WHAT IS BEING ASKED: Identify every line in the records below that contains the word "пароль", and reproduce each one.

>>>>>

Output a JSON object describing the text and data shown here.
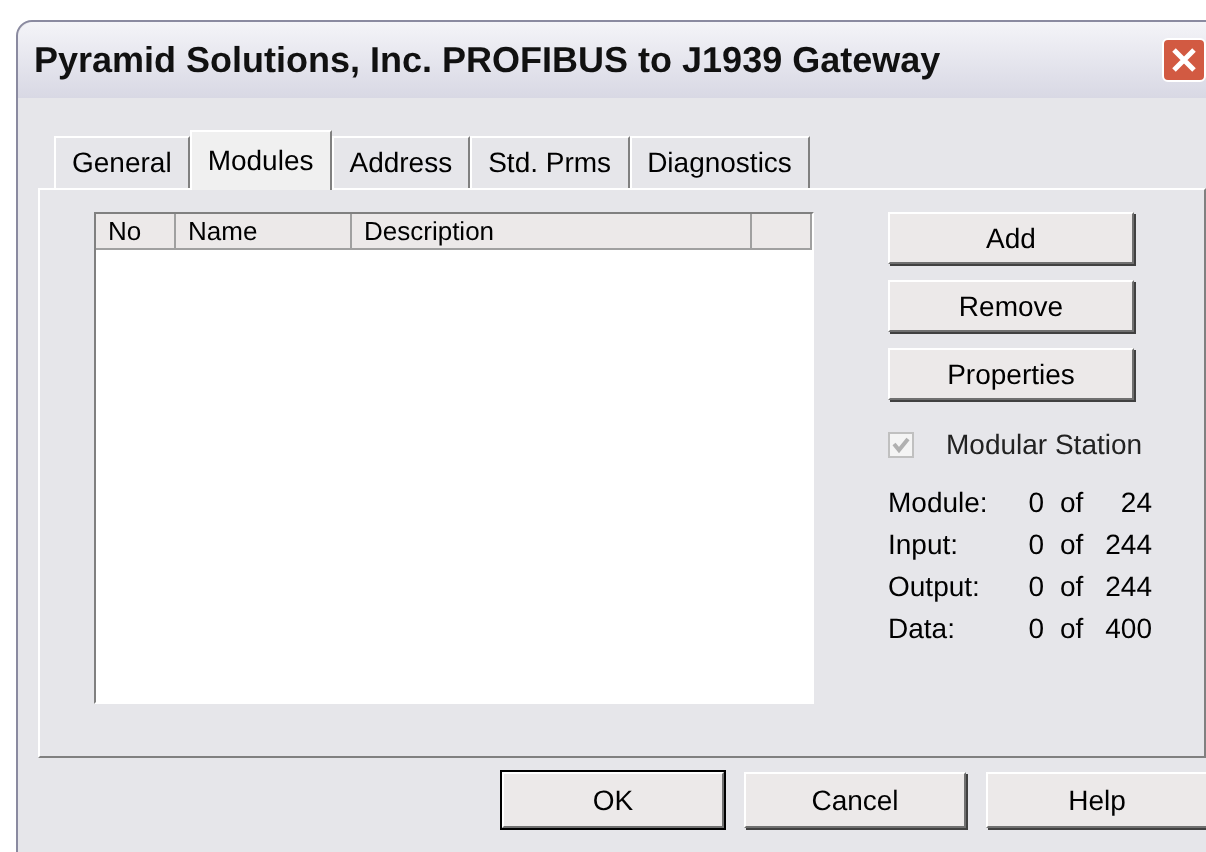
{
  "window": {
    "title": "Pyramid Solutions, Inc. PROFIBUS to J1939 Gateway"
  },
  "tabs": [
    {
      "label": "General",
      "selected": false
    },
    {
      "label": "Modules",
      "selected": true
    },
    {
      "label": "Address",
      "selected": false
    },
    {
      "label": "Std. Prms",
      "selected": false
    },
    {
      "label": "Diagnostics",
      "selected": false
    }
  ],
  "table": {
    "columns": [
      "No",
      "Name",
      "Description"
    ]
  },
  "side_buttons": [
    "Add",
    "Remove",
    "Properties"
  ],
  "modular_station": {
    "label": "Modular Station",
    "checked": true,
    "disabled": true
  },
  "stats": [
    {
      "label": "Module:",
      "value": "0",
      "of": "of",
      "max": "24"
    },
    {
      "label": "Input:",
      "value": "0",
      "of": "of",
      "max": "244"
    },
    {
      "label": "Output:",
      "value": "0",
      "of": "of",
      "max": "244"
    },
    {
      "label": "Data:",
      "value": "0",
      "of": "of",
      "max": "400"
    }
  ],
  "buttons": [
    {
      "label": "OK",
      "default": true
    },
    {
      "label": "Cancel",
      "default": false
    },
    {
      "label": "Help",
      "default": false
    }
  ]
}
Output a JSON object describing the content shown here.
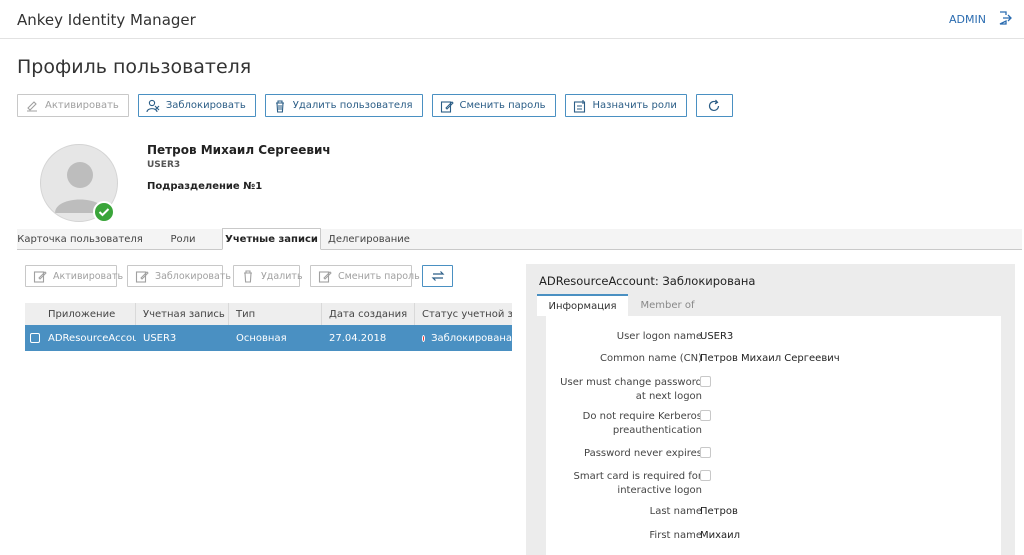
{
  "header": {
    "app_title": "Ankey Identity Manager",
    "user": "ADMIN"
  },
  "page": {
    "title": "Профиль пользователя"
  },
  "toolbar": {
    "activate": "Активировать",
    "block": "Заблокировать",
    "delete_user": "Удалить пользователя",
    "change_password": "Сменить пароль",
    "assign_roles": "Назначить роли"
  },
  "profile": {
    "name": "Петров Михаил Сергеевич",
    "login": "USER3",
    "department": "Подразделение №1"
  },
  "tabs": [
    "Карточка пользователя",
    "Роли",
    "Учетные записи",
    "Делегирование"
  ],
  "accounts_toolbar": {
    "activate": "Активировать",
    "block": "Заблокировать",
    "delete": "Удалить",
    "change_password": "Сменить пароль"
  },
  "grid": {
    "columns": [
      "Приложение",
      "Учетная запись",
      "Тип",
      "Дата создания",
      "Статус учетной за..."
    ],
    "rows": [
      {
        "application": "ADResourceAccou...",
        "account": "USER3",
        "type": "Основная",
        "created": "27.04.2018",
        "status": "Заблокирована"
      }
    ]
  },
  "details": {
    "title": "ADResourceAccount: Заблокирована",
    "tabs": [
      "Информация",
      "Member of"
    ],
    "fields": [
      {
        "label": "User logon name",
        "value": "USER3"
      },
      {
        "label": "Common name (CN)",
        "value": "Петров Михаил Сергеевич"
      },
      {
        "label_line1": "User must change password",
        "label_line2": "at next logon",
        "checked": false
      },
      {
        "label_line1": "Do not require Kerberos",
        "label_line2": "preauthentication",
        "checked": false
      },
      {
        "label": "Password never expires",
        "checked": false
      },
      {
        "label_line1": "Smart card is required for",
        "label_line2": "interactive logon",
        "checked": false
      },
      {
        "label": "Last name",
        "value": "Петров"
      },
      {
        "label": "First name",
        "value": "Михаил"
      }
    ]
  },
  "colors": {
    "accent": "#4a90c2",
    "status_blocked": "#e33333",
    "status_ok": "#3aa53a"
  }
}
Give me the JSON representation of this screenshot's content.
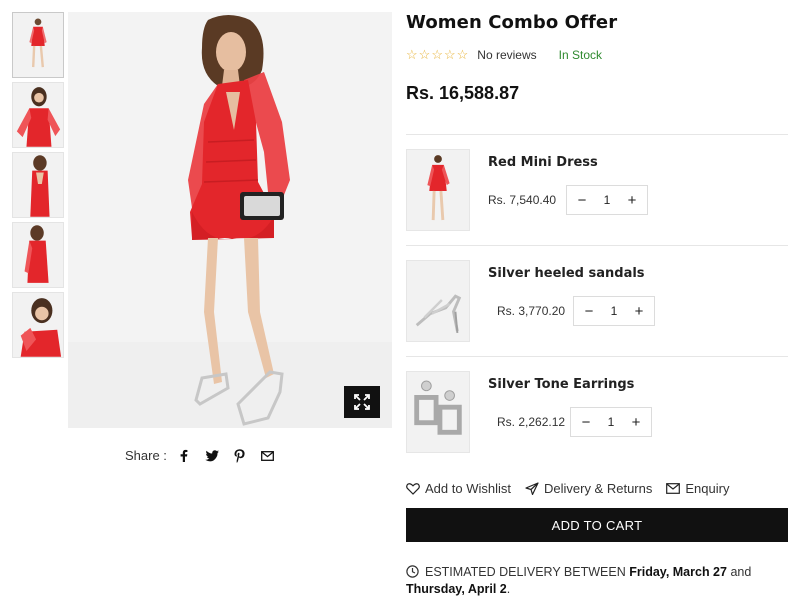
{
  "product": {
    "title": "Women Combo Offer",
    "reviews_text": "No reviews",
    "stock_text": "In Stock",
    "rating": 0,
    "rating_max": 5,
    "price": "Rs. 16,588.87"
  },
  "gallery": {
    "thumbnails": [
      "thumb-1",
      "thumb-2",
      "thumb-3",
      "thumb-4",
      "thumb-5"
    ],
    "zoom_icon": "expand-icon"
  },
  "share": {
    "label": "Share :",
    "icons": [
      "facebook-icon",
      "twitter-icon",
      "pinterest-icon",
      "email-icon"
    ]
  },
  "combo": [
    {
      "name": "Red Mini Dress",
      "price": "Rs. 7,540.40",
      "qty": "1"
    },
    {
      "name": "Silver heeled sandals",
      "price": "Rs. 3,770.20",
      "qty": "1"
    },
    {
      "name": "Silver Tone Earrings",
      "price": "Rs. 2,262.12",
      "qty": "1"
    }
  ],
  "actions": {
    "wishlist": "Add to Wishlist",
    "delivery": "Delivery & Returns",
    "enquiry": "Enquiry"
  },
  "cart": {
    "label": "ADD TO CART"
  },
  "delivery_info": {
    "prefix": "ESTIMATED DELIVERY BETWEEN",
    "start": "Friday, March 27",
    "joiner": "and",
    "end": "Thursday, April 2",
    "suffix": "."
  },
  "colors": {
    "accent": "#111111",
    "stock": "#2f8a2f",
    "star": "#e8b43a",
    "dress": "#e3262b"
  }
}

<<<<<

FINISHED TASK:
    "change_password": "Сменить пароль",
    "change_password": "Сменить пароль"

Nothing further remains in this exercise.